**INPUT DATA**

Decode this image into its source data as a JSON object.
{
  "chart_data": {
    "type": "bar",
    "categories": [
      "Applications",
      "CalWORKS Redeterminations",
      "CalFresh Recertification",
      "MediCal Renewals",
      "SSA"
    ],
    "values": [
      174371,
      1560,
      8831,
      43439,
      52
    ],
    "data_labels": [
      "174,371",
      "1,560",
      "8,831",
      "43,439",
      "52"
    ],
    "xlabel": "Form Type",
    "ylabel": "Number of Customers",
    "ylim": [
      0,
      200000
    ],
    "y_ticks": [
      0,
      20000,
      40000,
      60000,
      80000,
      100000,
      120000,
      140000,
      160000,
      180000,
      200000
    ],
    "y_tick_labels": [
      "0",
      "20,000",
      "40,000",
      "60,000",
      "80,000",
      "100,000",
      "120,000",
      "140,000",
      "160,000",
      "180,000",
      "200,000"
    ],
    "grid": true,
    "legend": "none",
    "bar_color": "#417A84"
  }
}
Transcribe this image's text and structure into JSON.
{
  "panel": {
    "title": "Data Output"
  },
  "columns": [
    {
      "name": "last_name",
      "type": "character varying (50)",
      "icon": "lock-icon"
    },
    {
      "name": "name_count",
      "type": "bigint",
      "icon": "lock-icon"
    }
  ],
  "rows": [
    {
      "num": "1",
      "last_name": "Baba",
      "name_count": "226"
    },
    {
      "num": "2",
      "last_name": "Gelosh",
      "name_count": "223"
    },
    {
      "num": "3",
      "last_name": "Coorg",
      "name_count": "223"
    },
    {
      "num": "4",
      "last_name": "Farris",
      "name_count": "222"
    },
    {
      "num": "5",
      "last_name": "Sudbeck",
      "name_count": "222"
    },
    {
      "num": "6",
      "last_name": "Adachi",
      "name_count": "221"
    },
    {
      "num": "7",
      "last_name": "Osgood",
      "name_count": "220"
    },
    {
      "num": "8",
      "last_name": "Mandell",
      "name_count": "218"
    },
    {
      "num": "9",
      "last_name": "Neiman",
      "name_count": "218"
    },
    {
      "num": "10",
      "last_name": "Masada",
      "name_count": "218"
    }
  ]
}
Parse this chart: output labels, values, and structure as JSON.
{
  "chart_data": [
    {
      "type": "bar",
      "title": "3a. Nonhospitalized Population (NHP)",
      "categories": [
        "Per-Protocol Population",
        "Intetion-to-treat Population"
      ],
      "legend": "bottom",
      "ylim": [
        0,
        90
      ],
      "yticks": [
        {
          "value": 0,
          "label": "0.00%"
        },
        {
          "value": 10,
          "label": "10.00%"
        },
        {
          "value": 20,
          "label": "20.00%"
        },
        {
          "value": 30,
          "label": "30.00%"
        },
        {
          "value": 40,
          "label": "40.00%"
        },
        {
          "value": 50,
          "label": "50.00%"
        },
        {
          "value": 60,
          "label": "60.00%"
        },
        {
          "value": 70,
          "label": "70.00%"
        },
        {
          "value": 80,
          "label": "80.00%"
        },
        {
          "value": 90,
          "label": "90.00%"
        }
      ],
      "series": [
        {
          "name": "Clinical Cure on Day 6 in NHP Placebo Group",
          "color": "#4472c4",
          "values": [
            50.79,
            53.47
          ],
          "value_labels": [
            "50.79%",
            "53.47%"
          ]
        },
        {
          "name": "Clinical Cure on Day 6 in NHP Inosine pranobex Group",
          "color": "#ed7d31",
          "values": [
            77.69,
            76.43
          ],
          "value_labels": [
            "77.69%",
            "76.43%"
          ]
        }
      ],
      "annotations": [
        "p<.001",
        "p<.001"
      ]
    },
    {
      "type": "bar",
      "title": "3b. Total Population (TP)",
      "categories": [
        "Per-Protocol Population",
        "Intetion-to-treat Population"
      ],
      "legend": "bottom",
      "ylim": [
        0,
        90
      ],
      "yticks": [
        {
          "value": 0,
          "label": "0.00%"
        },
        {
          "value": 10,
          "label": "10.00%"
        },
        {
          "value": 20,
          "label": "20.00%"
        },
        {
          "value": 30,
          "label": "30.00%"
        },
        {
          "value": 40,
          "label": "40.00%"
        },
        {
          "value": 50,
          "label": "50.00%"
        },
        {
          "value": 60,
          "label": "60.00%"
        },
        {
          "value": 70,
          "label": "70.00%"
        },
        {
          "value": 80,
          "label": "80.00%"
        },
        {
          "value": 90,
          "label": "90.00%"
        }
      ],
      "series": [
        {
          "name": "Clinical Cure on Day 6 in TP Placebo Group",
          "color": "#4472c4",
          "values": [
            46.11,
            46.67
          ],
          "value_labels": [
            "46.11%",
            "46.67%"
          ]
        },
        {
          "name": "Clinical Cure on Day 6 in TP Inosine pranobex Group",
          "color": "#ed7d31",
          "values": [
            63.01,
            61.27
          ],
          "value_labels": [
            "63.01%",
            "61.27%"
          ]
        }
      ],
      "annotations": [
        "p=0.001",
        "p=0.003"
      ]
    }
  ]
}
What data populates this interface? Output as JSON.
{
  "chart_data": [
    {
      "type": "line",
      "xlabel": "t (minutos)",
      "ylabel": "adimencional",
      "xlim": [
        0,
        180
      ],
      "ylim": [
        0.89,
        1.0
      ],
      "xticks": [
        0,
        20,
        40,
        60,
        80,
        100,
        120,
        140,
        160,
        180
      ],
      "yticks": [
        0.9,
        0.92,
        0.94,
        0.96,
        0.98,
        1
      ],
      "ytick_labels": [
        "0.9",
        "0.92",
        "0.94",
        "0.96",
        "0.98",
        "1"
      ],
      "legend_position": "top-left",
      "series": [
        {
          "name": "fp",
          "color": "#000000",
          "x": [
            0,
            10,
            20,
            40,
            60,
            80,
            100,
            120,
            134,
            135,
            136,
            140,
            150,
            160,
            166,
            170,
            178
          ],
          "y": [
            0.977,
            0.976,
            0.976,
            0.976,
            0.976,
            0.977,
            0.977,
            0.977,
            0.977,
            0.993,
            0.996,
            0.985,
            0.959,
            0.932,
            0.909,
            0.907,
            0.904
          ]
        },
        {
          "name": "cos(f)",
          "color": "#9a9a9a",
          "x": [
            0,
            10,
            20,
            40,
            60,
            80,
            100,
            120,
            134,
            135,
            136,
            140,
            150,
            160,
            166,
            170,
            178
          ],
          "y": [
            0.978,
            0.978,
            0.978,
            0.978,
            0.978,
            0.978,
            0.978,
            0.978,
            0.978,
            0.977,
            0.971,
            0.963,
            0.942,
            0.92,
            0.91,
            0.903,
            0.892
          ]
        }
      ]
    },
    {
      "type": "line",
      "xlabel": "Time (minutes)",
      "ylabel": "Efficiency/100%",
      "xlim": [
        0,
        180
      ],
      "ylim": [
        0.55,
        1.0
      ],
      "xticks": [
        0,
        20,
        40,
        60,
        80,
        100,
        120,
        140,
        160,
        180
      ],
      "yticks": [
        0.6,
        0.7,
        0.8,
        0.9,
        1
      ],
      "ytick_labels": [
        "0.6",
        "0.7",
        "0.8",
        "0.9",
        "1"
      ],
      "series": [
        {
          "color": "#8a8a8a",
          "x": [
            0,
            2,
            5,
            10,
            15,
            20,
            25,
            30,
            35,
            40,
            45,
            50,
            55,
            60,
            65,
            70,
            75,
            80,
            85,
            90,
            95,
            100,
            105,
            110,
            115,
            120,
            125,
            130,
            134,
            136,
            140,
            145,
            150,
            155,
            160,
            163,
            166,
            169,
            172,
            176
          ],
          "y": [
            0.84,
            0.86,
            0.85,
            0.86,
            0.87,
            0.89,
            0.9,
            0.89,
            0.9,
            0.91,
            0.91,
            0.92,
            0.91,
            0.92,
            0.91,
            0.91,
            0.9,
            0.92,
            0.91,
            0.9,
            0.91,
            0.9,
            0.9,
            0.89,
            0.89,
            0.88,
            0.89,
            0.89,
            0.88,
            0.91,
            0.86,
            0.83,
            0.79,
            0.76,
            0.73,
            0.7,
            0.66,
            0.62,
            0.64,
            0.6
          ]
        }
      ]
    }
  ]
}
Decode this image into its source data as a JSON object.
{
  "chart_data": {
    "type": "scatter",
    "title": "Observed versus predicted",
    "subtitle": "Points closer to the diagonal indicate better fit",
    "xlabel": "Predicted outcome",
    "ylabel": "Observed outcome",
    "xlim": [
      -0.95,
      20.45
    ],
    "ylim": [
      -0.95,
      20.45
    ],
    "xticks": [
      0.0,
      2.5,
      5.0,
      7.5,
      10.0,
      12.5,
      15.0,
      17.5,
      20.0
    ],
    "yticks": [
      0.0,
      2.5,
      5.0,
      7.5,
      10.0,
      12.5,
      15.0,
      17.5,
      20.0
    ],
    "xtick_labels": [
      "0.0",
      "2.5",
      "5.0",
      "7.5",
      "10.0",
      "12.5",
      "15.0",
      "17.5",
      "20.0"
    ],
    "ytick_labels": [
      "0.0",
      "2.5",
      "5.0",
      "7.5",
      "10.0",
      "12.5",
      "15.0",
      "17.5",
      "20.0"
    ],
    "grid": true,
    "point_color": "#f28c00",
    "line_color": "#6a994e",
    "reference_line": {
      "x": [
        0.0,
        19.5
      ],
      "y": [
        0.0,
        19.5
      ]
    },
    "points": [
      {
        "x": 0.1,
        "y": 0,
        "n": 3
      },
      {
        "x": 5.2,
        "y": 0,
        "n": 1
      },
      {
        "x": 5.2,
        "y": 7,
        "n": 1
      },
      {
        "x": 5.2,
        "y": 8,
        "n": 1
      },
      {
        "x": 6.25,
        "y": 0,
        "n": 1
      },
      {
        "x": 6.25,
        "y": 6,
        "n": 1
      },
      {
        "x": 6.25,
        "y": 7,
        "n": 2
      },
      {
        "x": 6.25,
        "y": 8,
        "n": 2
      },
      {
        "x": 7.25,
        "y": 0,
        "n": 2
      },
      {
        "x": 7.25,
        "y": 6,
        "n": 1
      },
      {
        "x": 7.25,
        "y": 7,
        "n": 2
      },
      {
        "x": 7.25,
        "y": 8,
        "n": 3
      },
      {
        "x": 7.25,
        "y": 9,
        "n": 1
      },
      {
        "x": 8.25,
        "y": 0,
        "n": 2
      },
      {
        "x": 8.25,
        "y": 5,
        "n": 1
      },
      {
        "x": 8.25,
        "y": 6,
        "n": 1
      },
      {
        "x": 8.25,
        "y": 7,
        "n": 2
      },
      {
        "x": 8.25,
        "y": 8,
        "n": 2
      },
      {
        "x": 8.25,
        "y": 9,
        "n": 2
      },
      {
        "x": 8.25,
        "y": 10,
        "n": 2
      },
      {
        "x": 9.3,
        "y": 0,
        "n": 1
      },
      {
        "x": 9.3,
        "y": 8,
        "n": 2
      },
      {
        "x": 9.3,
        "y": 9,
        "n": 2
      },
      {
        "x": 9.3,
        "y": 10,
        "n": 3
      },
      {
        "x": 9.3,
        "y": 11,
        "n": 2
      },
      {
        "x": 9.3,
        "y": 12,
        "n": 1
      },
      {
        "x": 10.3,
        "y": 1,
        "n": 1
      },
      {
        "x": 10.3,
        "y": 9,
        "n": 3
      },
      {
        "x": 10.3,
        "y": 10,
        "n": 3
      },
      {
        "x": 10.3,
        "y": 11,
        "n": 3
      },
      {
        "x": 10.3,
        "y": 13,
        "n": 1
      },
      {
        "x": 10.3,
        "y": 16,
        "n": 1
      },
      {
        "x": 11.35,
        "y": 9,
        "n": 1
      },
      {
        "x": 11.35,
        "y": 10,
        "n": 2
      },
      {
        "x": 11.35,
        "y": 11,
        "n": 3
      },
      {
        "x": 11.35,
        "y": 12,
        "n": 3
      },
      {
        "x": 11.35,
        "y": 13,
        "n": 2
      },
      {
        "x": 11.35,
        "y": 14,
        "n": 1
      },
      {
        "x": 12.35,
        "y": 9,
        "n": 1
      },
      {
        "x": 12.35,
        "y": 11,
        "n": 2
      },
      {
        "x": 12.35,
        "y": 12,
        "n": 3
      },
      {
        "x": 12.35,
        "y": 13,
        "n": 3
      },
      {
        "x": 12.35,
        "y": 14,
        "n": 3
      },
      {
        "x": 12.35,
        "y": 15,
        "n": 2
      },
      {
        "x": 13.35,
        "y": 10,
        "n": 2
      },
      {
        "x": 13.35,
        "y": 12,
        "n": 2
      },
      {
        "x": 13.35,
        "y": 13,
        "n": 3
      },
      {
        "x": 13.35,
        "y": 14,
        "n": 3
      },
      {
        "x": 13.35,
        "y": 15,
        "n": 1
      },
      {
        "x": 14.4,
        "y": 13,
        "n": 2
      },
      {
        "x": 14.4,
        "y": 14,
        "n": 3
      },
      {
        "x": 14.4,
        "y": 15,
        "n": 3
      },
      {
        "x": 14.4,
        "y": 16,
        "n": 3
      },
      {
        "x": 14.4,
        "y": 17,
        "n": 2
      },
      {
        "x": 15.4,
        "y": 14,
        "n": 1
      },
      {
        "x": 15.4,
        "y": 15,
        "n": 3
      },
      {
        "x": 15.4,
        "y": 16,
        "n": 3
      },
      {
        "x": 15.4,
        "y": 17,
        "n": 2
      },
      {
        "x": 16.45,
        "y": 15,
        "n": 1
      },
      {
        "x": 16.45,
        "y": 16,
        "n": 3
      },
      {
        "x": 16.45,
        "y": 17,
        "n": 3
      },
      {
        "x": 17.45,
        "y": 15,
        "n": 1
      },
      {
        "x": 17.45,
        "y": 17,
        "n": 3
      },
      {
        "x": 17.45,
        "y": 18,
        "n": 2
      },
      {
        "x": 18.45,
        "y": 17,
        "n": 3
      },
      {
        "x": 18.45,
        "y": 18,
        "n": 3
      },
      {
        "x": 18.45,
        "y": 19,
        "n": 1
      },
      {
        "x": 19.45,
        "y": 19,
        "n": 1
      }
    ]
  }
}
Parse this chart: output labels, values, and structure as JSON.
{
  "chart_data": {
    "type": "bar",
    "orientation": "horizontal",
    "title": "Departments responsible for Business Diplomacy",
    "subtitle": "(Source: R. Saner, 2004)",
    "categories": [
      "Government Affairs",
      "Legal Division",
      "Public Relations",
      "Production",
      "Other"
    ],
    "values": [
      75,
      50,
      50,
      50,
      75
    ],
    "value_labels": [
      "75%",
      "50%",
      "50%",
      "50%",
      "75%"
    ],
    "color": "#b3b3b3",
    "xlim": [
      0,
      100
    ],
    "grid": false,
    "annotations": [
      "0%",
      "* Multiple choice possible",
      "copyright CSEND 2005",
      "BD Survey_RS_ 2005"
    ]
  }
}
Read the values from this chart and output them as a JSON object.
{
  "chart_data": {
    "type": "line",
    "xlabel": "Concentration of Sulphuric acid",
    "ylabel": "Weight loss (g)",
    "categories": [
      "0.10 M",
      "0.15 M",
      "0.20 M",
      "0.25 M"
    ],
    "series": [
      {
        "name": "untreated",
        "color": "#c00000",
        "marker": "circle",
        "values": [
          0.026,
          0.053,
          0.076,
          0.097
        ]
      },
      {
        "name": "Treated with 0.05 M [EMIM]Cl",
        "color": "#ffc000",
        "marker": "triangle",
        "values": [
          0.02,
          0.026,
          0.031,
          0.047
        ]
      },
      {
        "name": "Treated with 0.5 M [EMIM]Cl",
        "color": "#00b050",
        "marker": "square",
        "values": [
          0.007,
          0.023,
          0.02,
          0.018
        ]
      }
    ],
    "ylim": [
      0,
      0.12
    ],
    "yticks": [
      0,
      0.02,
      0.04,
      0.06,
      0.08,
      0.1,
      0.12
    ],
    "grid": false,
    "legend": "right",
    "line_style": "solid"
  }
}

**DIRECTIONS FOR THIS TASK**
From the entries above, extract each line containing "Cure".

**TASK RESPONSE**
          "name": "Clinical Cure on Day 6 in NHP Placebo Group",
          "name": "Clinical Cure on Day 6 in NHP Inosine pranobex Group",
          "name": "Clinical Cure on Day 6 in TP Placebo Group",
          "name": "Clinical Cure on Day 6 in TP Inosine pranobex Group",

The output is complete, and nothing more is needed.